EXERCISE AIM:
Copy out the records word for word, from the first line through the line holding "North America xyxy=(20,108,345,290)", inclusive.

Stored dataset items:
==========

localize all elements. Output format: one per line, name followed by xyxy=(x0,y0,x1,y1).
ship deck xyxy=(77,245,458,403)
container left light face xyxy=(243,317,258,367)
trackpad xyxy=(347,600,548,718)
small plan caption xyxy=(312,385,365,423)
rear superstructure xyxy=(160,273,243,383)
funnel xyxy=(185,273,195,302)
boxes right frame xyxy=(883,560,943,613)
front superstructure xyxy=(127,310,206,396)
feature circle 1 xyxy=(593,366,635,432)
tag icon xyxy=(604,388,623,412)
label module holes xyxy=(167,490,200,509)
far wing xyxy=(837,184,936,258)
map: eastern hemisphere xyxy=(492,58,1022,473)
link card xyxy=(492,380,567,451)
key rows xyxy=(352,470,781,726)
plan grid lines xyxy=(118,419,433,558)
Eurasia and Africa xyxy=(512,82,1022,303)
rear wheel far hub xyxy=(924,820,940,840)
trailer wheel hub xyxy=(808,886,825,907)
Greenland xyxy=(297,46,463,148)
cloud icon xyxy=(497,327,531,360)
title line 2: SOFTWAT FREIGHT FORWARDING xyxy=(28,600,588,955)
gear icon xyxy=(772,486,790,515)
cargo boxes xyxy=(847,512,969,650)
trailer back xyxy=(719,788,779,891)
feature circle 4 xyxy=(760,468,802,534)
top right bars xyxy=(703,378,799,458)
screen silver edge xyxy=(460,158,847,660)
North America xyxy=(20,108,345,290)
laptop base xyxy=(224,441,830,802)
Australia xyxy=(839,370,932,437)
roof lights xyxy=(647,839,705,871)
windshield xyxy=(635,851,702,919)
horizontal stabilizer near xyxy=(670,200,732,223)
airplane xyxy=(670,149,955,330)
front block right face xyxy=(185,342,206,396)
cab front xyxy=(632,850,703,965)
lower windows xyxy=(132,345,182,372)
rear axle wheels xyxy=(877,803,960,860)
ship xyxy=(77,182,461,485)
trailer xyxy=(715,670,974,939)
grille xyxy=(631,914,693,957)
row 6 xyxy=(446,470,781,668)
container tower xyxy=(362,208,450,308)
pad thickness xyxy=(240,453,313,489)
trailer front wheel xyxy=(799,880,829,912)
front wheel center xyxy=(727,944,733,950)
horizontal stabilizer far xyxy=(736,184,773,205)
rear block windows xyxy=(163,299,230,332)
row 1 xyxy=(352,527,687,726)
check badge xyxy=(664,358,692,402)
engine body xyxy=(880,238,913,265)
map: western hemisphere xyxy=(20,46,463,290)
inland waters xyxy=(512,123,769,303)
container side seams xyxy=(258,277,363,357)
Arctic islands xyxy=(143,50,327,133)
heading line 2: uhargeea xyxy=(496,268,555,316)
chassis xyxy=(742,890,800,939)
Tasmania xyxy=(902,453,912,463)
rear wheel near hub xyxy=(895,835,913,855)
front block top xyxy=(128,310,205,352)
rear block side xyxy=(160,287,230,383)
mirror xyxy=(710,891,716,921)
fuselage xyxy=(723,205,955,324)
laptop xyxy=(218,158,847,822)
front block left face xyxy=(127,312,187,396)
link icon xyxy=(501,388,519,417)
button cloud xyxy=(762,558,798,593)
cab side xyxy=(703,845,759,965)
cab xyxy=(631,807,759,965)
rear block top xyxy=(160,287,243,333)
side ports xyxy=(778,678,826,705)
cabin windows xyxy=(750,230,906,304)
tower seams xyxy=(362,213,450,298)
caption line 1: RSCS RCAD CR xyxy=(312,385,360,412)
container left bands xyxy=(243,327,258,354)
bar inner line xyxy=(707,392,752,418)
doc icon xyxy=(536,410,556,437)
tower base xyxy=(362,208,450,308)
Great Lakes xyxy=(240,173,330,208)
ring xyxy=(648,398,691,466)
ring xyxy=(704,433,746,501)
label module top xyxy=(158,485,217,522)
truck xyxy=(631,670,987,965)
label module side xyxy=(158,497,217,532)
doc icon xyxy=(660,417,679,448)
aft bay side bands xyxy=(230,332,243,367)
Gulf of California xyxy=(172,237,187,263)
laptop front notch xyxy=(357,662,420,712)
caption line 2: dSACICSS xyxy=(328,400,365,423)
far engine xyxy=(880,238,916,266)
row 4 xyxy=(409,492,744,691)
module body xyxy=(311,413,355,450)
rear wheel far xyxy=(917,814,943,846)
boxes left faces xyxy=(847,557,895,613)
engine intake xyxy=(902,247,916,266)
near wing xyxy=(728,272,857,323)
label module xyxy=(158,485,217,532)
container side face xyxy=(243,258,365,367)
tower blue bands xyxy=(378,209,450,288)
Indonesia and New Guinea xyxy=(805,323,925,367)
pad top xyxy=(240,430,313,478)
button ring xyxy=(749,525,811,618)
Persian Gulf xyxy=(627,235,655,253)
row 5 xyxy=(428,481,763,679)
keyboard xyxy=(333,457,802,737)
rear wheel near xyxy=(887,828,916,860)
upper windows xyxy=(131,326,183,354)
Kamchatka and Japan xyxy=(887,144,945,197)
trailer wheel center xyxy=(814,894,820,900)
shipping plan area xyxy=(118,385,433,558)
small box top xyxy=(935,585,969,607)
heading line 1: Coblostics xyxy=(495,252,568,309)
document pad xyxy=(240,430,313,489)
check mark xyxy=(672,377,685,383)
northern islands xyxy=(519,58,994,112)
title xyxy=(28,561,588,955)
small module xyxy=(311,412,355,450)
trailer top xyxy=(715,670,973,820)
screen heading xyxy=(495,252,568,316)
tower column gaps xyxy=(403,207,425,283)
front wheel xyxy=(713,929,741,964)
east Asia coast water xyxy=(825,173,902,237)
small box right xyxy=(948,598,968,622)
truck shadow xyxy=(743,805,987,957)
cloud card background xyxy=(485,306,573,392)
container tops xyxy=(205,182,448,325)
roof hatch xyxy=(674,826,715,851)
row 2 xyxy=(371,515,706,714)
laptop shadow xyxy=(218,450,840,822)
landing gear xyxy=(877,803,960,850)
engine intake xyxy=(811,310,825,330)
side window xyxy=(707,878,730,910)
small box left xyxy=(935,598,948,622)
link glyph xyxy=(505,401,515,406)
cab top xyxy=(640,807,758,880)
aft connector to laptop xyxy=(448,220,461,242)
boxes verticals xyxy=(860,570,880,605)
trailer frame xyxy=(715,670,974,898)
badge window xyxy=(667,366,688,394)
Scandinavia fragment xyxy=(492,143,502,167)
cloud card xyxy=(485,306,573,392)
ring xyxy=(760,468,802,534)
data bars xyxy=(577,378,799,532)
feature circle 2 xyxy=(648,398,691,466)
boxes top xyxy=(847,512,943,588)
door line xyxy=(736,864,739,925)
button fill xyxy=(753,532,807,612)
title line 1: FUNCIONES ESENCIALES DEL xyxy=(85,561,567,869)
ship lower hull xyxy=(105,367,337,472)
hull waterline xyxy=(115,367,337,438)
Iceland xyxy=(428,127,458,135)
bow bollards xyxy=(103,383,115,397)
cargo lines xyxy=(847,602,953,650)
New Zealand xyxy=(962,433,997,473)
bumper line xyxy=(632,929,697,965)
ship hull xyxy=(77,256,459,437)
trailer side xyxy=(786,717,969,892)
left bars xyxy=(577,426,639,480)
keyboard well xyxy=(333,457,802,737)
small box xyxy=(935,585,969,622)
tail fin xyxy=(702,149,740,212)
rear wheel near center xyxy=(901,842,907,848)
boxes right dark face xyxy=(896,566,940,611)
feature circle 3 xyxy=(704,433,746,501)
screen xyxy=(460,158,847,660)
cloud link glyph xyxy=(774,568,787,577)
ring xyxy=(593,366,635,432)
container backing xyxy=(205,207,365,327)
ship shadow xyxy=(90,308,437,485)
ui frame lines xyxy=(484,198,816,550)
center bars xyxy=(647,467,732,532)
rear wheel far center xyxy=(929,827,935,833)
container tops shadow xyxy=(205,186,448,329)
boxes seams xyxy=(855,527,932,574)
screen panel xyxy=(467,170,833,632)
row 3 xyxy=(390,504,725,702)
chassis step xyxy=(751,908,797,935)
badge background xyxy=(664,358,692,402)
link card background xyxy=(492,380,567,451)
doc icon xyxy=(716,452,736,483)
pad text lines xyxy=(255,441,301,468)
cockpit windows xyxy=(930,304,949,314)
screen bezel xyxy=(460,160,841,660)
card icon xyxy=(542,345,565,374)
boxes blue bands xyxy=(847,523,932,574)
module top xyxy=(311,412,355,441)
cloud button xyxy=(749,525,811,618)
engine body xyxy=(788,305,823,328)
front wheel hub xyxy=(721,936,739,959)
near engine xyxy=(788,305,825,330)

==========

RESULT FOR THIS TASK:
localize all elements. Output format: one per line, name followed by xyxy=(x0,y0,x1,y1).
ship deck xyxy=(77,245,458,403)
container left light face xyxy=(243,317,258,367)
trackpad xyxy=(347,600,548,718)
small plan caption xyxy=(312,385,365,423)
rear superstructure xyxy=(160,273,243,383)
funnel xyxy=(185,273,195,302)
boxes right frame xyxy=(883,560,943,613)
front superstructure xyxy=(127,310,206,396)
feature circle 1 xyxy=(593,366,635,432)
tag icon xyxy=(604,388,623,412)
label module holes xyxy=(167,490,200,509)
far wing xyxy=(837,184,936,258)
map: eastern hemisphere xyxy=(492,58,1022,473)
link card xyxy=(492,380,567,451)
key rows xyxy=(352,470,781,726)
plan grid lines xyxy=(118,419,433,558)
Eurasia and Africa xyxy=(512,82,1022,303)
rear wheel far hub xyxy=(924,820,940,840)
trailer wheel hub xyxy=(808,886,825,907)
Greenland xyxy=(297,46,463,148)
cloud icon xyxy=(497,327,531,360)
title line 2: SOFTWAT FREIGHT FORWARDING xyxy=(28,600,588,955)
gear icon xyxy=(772,486,790,515)
cargo boxes xyxy=(847,512,969,650)
trailer back xyxy=(719,788,779,891)
feature circle 4 xyxy=(760,468,802,534)
top right bars xyxy=(703,378,799,458)
screen silver edge xyxy=(460,158,847,660)
North America xyxy=(20,108,345,290)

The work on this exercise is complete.